• What you have to do:
Collect from the data below each line with "conduct".
◆ ◆ ◆ ◆ ◆ ◆ ◆
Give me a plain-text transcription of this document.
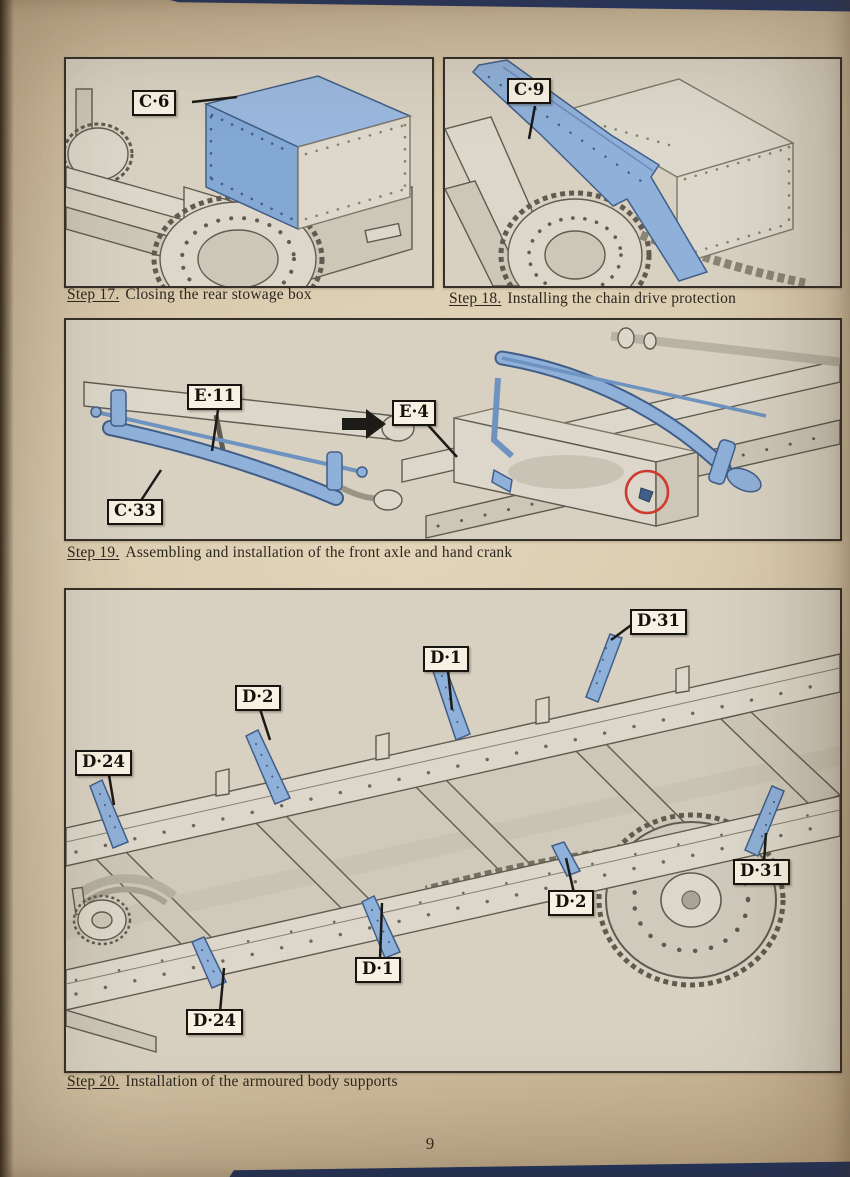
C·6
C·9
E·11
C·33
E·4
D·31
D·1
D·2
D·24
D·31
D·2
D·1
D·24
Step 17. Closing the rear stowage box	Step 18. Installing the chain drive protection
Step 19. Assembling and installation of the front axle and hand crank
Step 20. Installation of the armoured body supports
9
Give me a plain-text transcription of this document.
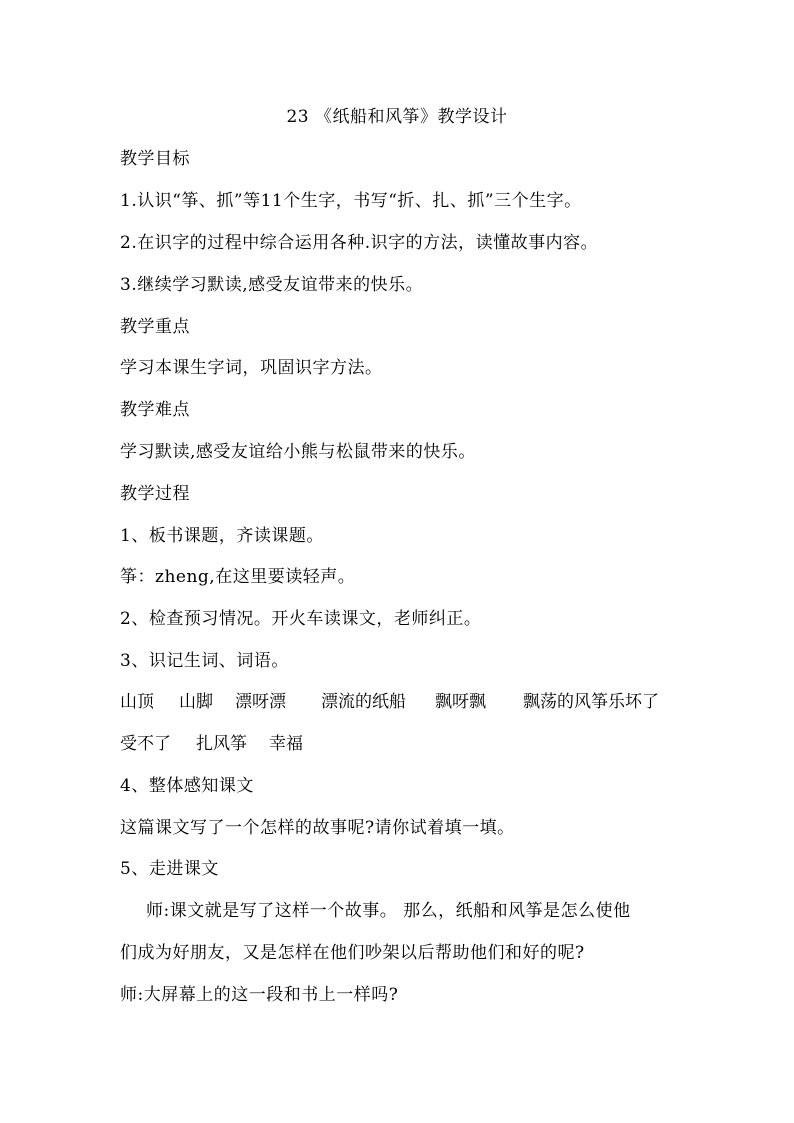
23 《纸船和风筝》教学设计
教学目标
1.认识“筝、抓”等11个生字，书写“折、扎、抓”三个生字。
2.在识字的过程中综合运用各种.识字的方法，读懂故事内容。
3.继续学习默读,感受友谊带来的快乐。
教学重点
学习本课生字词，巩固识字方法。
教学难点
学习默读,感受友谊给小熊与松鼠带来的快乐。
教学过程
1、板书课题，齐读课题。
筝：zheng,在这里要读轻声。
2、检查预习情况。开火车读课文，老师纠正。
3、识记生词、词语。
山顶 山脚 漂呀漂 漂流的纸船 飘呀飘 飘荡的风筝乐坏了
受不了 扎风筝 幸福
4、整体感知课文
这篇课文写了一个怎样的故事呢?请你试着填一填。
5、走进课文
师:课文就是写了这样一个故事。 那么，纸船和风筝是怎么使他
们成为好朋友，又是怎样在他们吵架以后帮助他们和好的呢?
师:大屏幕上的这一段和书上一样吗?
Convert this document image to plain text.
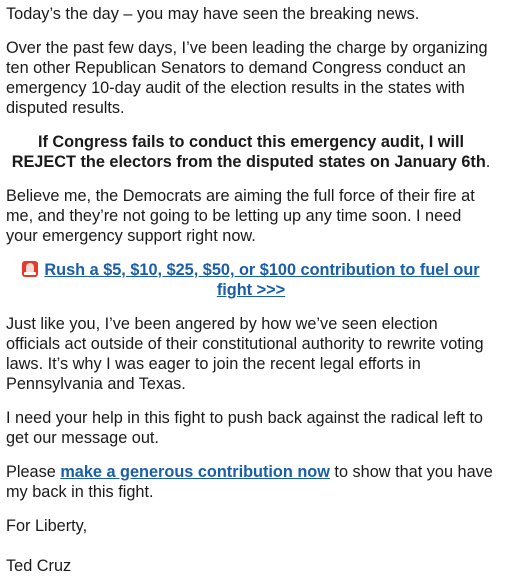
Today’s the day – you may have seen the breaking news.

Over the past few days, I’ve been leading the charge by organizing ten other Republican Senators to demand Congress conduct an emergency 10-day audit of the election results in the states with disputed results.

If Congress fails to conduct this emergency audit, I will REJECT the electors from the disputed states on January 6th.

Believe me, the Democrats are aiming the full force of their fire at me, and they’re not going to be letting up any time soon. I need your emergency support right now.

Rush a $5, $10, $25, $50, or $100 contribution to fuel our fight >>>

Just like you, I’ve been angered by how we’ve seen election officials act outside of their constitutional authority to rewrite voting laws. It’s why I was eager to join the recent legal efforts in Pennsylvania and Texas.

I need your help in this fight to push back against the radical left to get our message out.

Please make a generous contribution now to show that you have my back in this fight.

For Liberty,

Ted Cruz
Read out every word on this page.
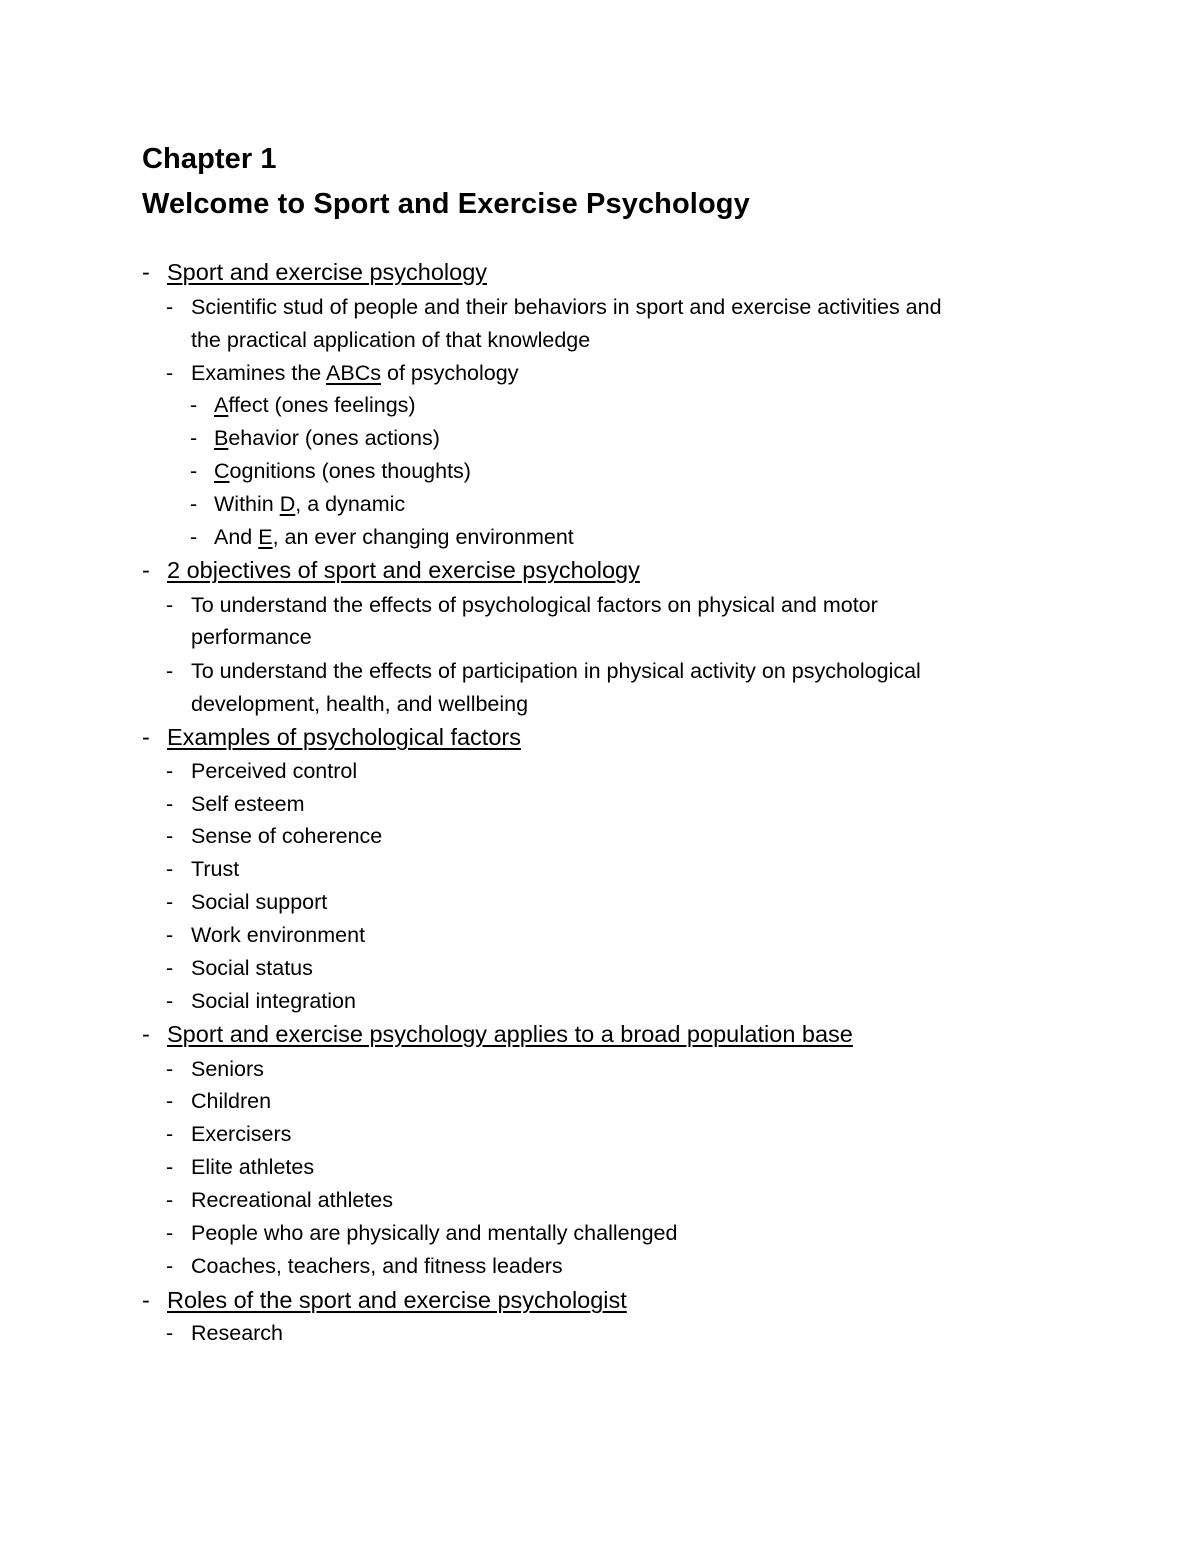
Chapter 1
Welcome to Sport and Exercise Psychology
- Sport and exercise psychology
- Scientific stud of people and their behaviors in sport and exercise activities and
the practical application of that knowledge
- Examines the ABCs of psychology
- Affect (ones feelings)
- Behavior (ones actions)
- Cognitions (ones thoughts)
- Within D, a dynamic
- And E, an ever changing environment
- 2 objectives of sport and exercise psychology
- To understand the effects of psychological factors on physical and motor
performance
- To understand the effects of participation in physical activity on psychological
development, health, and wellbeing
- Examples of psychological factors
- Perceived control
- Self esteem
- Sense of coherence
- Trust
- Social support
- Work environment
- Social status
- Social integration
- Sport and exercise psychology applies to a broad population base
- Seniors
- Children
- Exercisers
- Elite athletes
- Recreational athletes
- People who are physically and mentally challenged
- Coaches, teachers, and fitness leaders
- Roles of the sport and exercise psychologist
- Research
◆ ◆ ◆ ◆ ◆ ◆ ◆
• Correct output:
Over the past few days, I’ve been leading the charge by organizing ten other Republican Senators to demand Congress conduct an emergency 10-day audit of the election results in the states with disputed results.
If Congress fails to conduct this emergency audit, I will REJECT the electors from the disputed states on January 6th.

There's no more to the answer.